# SUPPLIED INFORMATION start

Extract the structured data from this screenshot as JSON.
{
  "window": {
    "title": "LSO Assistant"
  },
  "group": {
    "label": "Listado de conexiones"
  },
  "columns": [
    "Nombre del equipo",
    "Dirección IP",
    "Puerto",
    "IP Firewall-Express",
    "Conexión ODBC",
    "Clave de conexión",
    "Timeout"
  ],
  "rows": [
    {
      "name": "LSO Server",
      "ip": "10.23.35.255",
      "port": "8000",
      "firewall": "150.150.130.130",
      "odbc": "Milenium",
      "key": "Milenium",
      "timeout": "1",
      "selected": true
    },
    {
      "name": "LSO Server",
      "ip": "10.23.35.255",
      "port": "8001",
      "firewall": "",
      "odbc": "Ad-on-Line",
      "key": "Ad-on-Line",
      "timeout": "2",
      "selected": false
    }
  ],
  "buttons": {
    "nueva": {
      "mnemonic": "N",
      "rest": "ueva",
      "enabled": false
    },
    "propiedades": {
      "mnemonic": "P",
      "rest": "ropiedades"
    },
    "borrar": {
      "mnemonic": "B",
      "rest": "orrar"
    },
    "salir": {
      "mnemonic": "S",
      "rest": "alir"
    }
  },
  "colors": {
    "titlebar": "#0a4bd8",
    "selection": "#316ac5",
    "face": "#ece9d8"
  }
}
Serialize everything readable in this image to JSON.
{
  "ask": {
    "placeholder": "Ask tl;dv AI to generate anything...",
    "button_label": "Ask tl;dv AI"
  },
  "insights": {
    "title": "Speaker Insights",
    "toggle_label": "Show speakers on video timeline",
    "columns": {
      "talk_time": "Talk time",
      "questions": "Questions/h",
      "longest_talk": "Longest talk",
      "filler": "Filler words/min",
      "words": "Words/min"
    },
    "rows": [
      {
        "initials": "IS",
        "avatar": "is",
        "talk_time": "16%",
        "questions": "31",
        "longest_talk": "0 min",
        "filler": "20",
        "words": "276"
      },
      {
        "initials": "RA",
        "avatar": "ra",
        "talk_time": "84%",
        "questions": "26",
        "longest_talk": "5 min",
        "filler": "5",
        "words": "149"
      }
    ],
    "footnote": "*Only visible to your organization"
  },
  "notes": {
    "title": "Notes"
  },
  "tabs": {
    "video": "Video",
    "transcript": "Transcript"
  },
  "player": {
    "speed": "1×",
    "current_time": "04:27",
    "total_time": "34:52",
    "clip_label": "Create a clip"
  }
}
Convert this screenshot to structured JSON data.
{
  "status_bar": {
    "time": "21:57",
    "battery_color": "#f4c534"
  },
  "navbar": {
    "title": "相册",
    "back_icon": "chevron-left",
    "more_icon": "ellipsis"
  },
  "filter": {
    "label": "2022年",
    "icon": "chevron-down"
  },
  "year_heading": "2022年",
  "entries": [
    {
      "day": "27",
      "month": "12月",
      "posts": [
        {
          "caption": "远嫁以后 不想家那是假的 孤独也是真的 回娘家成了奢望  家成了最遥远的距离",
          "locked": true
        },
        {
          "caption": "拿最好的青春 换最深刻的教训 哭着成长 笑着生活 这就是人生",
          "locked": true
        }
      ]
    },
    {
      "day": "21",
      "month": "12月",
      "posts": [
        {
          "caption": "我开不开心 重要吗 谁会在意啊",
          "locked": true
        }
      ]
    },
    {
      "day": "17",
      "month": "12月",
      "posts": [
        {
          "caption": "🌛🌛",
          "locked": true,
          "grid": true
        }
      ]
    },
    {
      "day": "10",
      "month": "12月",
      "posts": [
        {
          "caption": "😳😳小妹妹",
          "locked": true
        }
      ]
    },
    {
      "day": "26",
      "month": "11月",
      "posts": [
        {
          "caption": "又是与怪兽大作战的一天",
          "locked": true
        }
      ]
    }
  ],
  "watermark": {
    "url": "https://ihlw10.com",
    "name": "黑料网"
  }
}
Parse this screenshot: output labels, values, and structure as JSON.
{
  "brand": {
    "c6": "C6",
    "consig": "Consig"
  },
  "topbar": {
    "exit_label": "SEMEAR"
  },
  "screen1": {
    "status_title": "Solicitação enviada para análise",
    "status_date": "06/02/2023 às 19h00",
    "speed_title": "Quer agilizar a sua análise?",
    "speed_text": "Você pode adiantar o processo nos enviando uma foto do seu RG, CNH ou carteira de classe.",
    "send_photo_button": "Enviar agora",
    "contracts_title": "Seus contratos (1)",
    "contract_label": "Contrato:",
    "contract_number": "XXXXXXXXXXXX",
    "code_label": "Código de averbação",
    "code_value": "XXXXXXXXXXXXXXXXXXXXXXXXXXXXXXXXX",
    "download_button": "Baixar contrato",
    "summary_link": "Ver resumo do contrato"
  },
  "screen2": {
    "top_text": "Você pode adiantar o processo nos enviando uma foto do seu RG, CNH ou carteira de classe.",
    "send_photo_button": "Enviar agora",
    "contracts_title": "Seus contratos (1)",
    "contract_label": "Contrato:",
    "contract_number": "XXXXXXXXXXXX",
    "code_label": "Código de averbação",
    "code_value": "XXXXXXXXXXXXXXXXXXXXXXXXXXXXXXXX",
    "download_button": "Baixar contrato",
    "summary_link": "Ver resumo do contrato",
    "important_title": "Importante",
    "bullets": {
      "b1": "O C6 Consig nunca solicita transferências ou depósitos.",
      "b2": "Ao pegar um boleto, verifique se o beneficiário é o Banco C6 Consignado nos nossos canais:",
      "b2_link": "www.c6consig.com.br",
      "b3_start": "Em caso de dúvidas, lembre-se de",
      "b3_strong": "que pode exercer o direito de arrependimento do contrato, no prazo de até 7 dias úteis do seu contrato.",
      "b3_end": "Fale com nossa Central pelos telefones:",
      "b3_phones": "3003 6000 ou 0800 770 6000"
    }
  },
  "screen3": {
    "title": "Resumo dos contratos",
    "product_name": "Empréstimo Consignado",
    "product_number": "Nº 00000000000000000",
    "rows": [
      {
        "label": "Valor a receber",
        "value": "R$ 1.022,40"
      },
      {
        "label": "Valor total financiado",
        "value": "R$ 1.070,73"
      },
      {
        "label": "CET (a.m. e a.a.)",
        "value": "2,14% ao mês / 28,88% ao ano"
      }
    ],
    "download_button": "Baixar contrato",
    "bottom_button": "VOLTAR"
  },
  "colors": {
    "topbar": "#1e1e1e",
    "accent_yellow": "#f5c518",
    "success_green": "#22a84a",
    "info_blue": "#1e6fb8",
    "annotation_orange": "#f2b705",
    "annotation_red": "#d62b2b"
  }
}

# SUPPLIED INFORMATION end

PROBLEM TO SOLVE
Search the entries for the string "chevron" and collect each line that has it.

RESULT
    "back_icon": "chevron-left",
    "icon": "chevron-down"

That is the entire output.